GIVEN EXERCISE -
Identify every line in the records below that contains the word "sídla", and copy each of those lines.

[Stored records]
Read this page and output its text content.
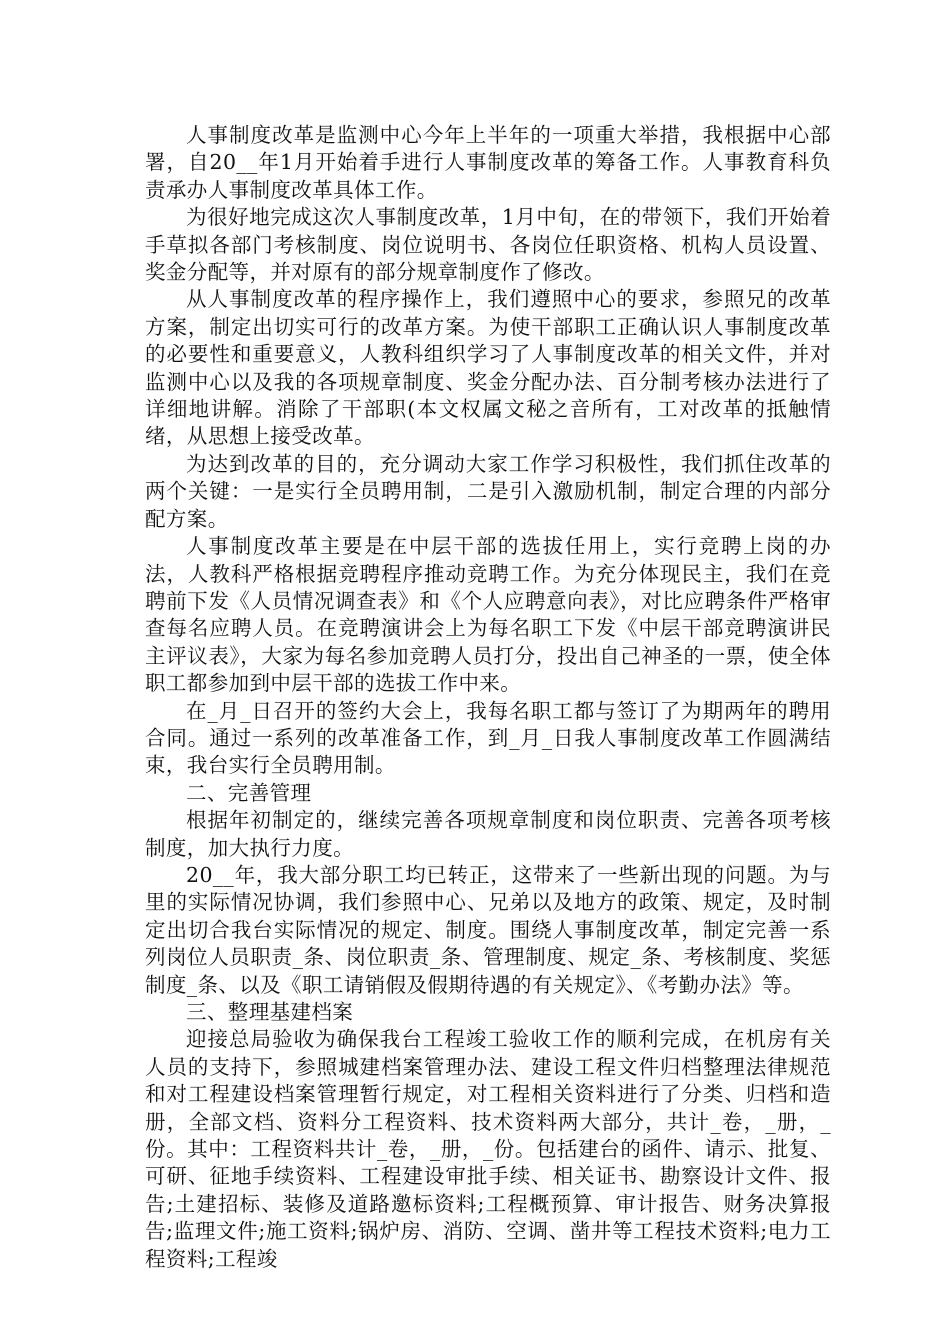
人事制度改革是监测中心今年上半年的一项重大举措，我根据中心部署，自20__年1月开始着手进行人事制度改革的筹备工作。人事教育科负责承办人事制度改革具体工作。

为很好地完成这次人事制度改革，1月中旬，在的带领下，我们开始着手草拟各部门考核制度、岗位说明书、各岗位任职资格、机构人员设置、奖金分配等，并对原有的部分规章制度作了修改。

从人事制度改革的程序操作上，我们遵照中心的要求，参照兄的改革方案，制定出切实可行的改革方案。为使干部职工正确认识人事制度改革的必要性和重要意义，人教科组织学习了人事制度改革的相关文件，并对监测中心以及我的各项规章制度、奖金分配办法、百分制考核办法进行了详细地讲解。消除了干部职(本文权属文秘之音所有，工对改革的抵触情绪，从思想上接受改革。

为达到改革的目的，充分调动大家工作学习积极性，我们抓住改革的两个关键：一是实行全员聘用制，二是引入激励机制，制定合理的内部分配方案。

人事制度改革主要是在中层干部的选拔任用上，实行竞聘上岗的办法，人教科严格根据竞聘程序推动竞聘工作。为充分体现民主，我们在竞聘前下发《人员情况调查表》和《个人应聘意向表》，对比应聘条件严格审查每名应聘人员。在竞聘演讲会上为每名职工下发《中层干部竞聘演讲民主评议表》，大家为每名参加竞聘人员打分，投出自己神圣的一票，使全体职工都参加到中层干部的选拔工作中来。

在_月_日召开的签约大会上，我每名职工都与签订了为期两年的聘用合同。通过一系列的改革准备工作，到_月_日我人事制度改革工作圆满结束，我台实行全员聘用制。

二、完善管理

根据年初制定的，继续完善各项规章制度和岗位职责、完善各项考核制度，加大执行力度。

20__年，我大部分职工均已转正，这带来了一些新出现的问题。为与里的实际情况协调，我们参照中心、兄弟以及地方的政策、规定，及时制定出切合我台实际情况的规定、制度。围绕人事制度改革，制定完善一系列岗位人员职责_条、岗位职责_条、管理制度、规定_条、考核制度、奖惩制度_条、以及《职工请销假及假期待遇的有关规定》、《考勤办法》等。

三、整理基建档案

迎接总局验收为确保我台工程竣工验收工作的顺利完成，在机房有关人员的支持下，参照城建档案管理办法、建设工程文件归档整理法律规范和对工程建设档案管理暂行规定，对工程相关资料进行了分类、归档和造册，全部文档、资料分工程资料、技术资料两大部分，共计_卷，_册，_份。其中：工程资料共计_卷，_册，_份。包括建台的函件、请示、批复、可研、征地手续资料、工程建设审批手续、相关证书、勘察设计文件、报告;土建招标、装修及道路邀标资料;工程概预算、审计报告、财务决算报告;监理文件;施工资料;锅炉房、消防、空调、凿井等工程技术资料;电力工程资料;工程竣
---
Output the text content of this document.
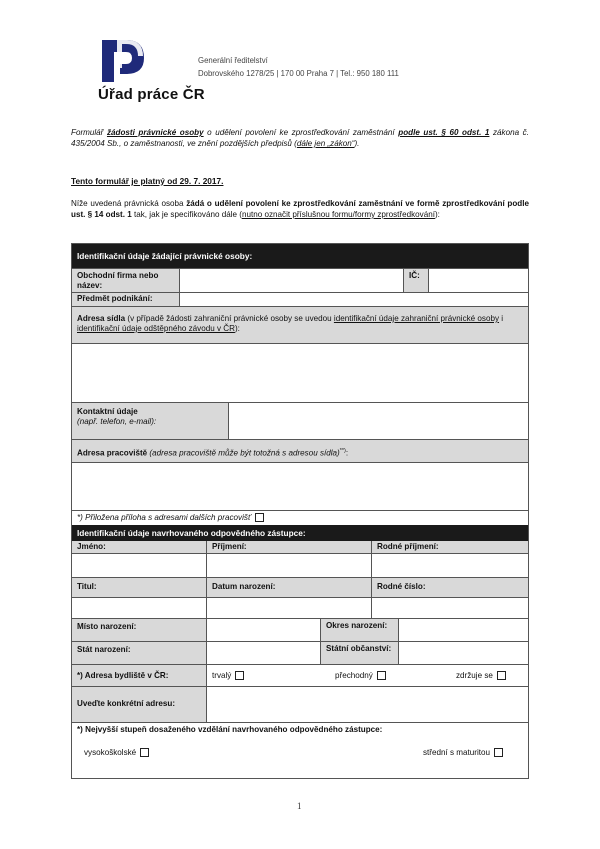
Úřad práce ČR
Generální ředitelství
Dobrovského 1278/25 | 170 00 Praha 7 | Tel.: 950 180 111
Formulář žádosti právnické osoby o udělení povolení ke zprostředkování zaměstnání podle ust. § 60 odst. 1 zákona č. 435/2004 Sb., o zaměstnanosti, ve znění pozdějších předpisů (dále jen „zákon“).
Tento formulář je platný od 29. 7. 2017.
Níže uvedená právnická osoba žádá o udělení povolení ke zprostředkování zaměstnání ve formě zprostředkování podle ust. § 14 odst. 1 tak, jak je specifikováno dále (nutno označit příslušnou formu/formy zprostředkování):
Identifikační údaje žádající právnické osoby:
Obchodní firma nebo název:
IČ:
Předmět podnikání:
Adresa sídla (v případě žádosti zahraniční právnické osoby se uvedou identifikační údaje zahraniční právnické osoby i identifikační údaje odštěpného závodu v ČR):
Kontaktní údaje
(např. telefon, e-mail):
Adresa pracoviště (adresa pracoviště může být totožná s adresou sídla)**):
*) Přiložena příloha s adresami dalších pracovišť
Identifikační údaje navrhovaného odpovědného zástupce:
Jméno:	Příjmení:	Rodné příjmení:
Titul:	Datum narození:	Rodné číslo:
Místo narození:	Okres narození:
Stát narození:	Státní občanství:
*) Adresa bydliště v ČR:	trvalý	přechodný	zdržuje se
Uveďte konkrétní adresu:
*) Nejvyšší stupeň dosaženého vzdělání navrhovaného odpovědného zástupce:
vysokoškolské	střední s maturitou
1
==
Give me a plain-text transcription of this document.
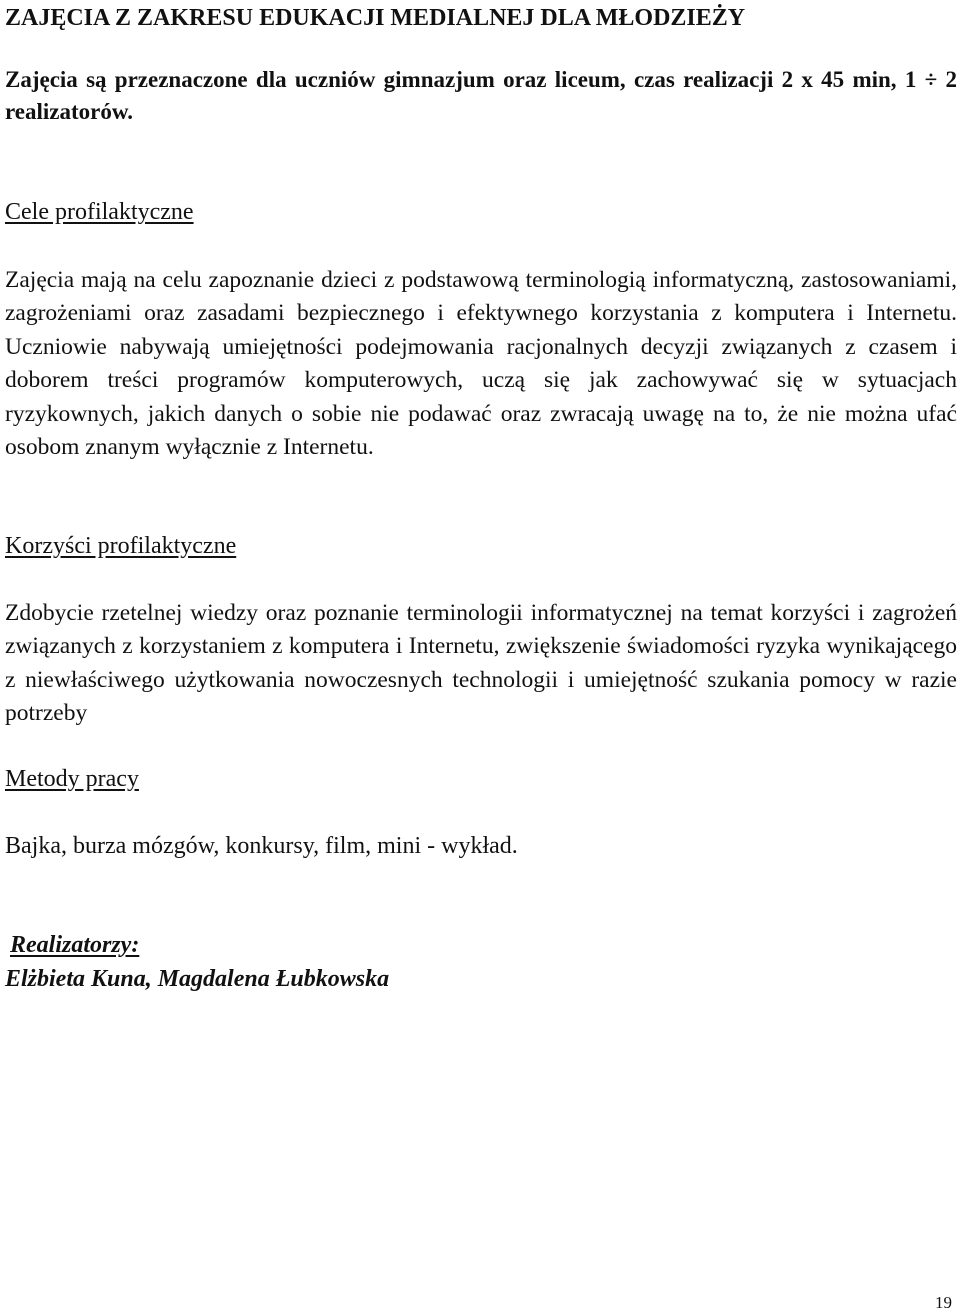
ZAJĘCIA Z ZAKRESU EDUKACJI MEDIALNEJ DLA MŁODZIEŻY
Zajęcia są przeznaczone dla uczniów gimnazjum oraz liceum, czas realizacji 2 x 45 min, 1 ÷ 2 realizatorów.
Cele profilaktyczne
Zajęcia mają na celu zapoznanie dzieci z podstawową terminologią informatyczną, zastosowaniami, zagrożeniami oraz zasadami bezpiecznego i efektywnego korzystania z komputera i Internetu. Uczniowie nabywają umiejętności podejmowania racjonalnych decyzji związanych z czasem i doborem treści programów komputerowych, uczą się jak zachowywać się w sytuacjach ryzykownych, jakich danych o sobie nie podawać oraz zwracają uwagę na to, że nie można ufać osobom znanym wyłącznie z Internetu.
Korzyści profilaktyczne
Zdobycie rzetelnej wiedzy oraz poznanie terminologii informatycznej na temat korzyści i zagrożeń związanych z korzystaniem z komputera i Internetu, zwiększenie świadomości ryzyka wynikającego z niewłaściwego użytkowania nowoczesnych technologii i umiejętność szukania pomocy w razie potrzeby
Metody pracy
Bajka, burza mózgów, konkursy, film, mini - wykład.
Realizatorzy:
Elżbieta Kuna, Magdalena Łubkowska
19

TASK RESPONSE -
Adresa sídla (v případě žádosti zahraniční právnické osoby se uvedou identifikační údaje zahraniční právnické osoby i identifikační údaje odštěpného závodu v ČR):
Adresa pracoviště (adresa pracoviště může být totožná s adresou sídla)**):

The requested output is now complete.